Data entries:
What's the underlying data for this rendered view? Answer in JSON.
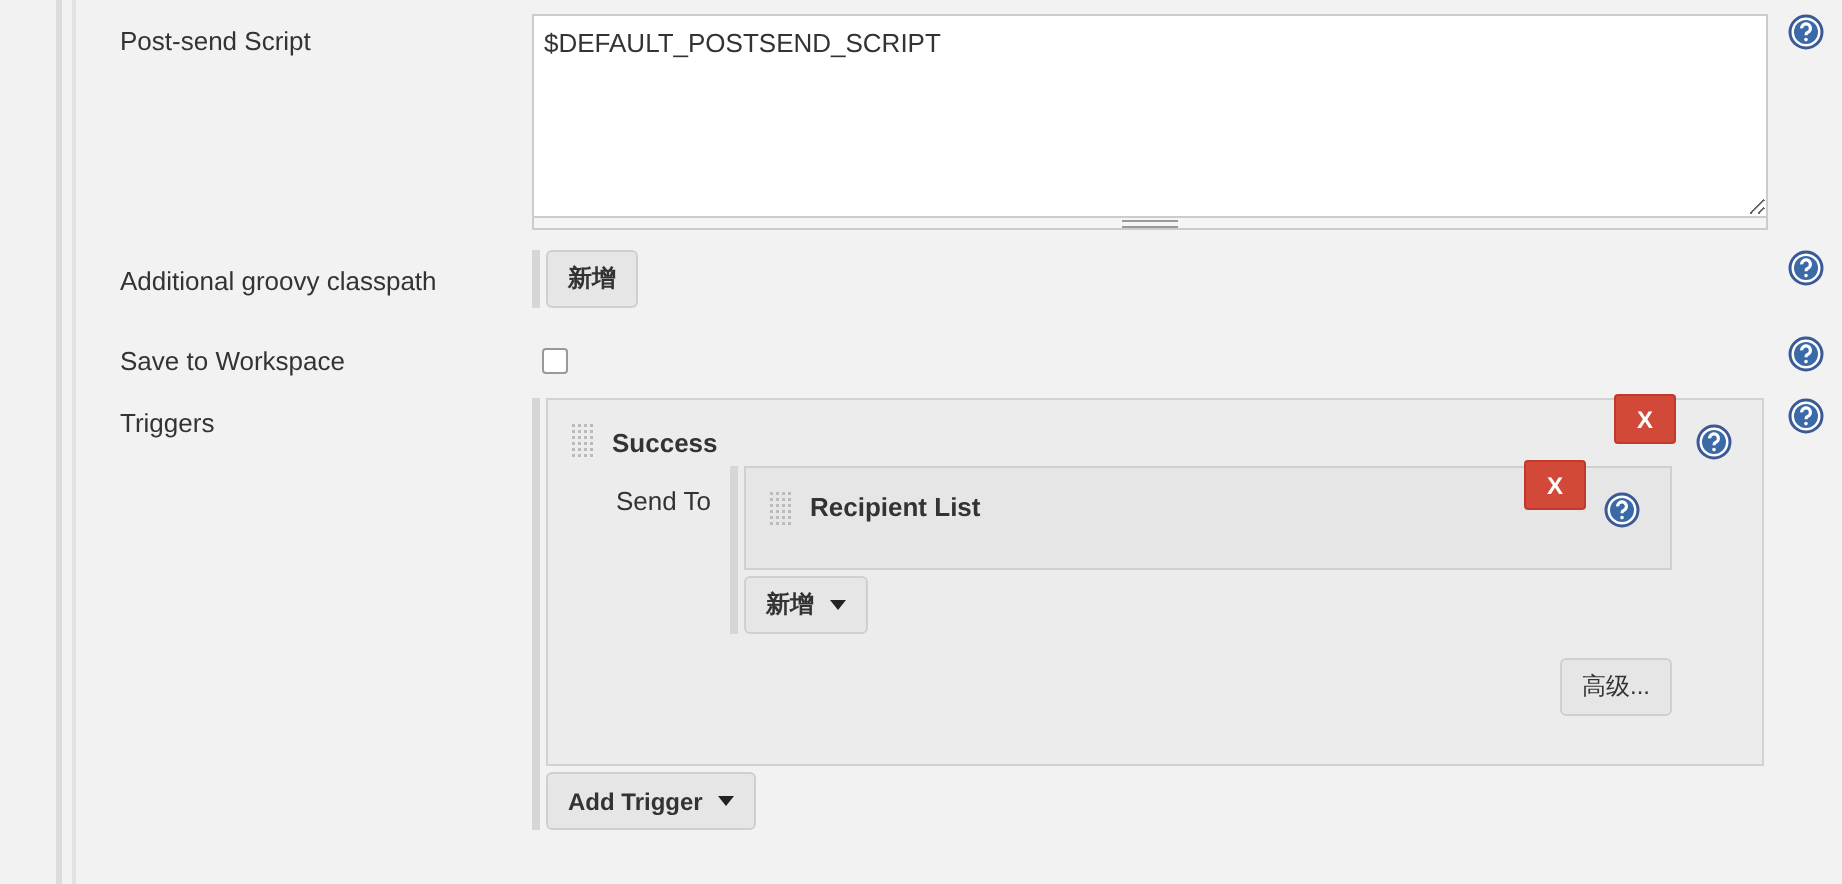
{
  "fields": [
    {
      "kind": "textarea",
      "label": "Post-send Script",
      "value": "$DEFAULT_POSTSEND_SCRIPT"
    },
    {
      "kind": "button",
      "label": "Additional groovy classpath",
      "button": "新增"
    },
    {
      "kind": "checkbox",
      "label": "Save to Workspace",
      "checked": false
    },
    {
      "kind": "triggers",
      "label": "Triggers"
    }
  ],
  "triggers": {
    "items": [
      {
        "name": "Success",
        "delete": "X",
        "send_to_label": "Send To",
        "recipients": [
          {
            "name": "Recipient List",
            "delete": "X"
          }
        ],
        "add_button": "新增",
        "advanced_button": "高级..."
      }
    ],
    "add_button": "Add Trigger"
  }
}
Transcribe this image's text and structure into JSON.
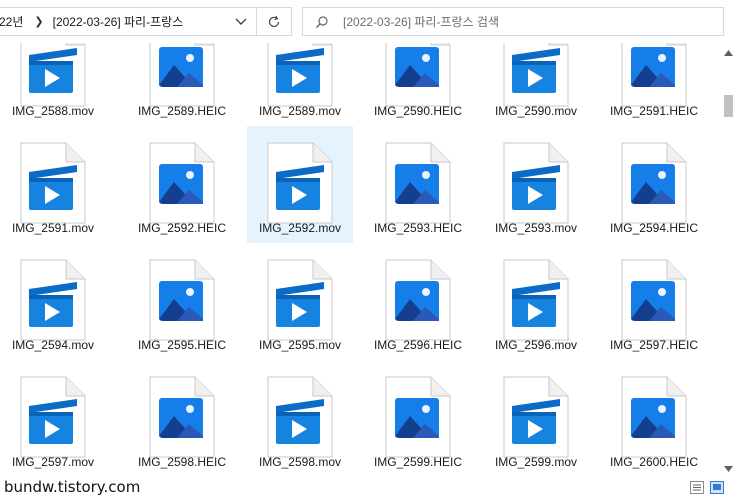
{
  "address": {
    "crumb_year": "22년",
    "crumb_folder": "[2022-03-26] 파리-프랑스"
  },
  "search": {
    "placeholder": "[2022-03-26] 파리-프랑스 검색"
  },
  "files": [
    {
      "name": "IMG_2588.mov",
      "type": "video"
    },
    {
      "name": "IMG_2589.HEIC",
      "type": "image"
    },
    {
      "name": "IMG_2589.mov",
      "type": "video"
    },
    {
      "name": "IMG_2590.HEIC",
      "type": "image"
    },
    {
      "name": "IMG_2590.mov",
      "type": "video"
    },
    {
      "name": "IMG_2591.HEIC",
      "type": "image"
    },
    {
      "name": "IMG_2591.mov",
      "type": "video"
    },
    {
      "name": "IMG_2592.HEIC",
      "type": "image"
    },
    {
      "name": "IMG_2592.mov",
      "type": "video",
      "selected": true
    },
    {
      "name": "IMG_2593.HEIC",
      "type": "image"
    },
    {
      "name": "IMG_2593.mov",
      "type": "video"
    },
    {
      "name": "IMG_2594.HEIC",
      "type": "image"
    },
    {
      "name": "IMG_2594.mov",
      "type": "video"
    },
    {
      "name": "IMG_2595.HEIC",
      "type": "image"
    },
    {
      "name": "IMG_2595.mov",
      "type": "video"
    },
    {
      "name": "IMG_2596.HEIC",
      "type": "image"
    },
    {
      "name": "IMG_2596.mov",
      "type": "video"
    },
    {
      "name": "IMG_2597.HEIC",
      "type": "image"
    },
    {
      "name": "IMG_2597.mov",
      "type": "video"
    },
    {
      "name": "IMG_2598.HEIC",
      "type": "image"
    },
    {
      "name": "IMG_2598.mov",
      "type": "video"
    },
    {
      "name": "IMG_2599.HEIC",
      "type": "image"
    },
    {
      "name": "IMG_2599.mov",
      "type": "video"
    },
    {
      "name": "IMG_2600.HEIC",
      "type": "image"
    }
  ],
  "watermark": "bundw.tistory.com",
  "icons": {
    "dropdown": "chevron-down-icon",
    "refresh": "refresh-icon",
    "search": "search-icon",
    "video": "video-file-icon",
    "image": "image-file-icon"
  },
  "colors": {
    "selection": "#e5f3ff",
    "video_blue": "#1170d6",
    "image_blue": "#2e7be0"
  }
}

SET PROBLEM
Report how many lines contain "this". Give nothing but the number.

COMPLETE RESPONSE
2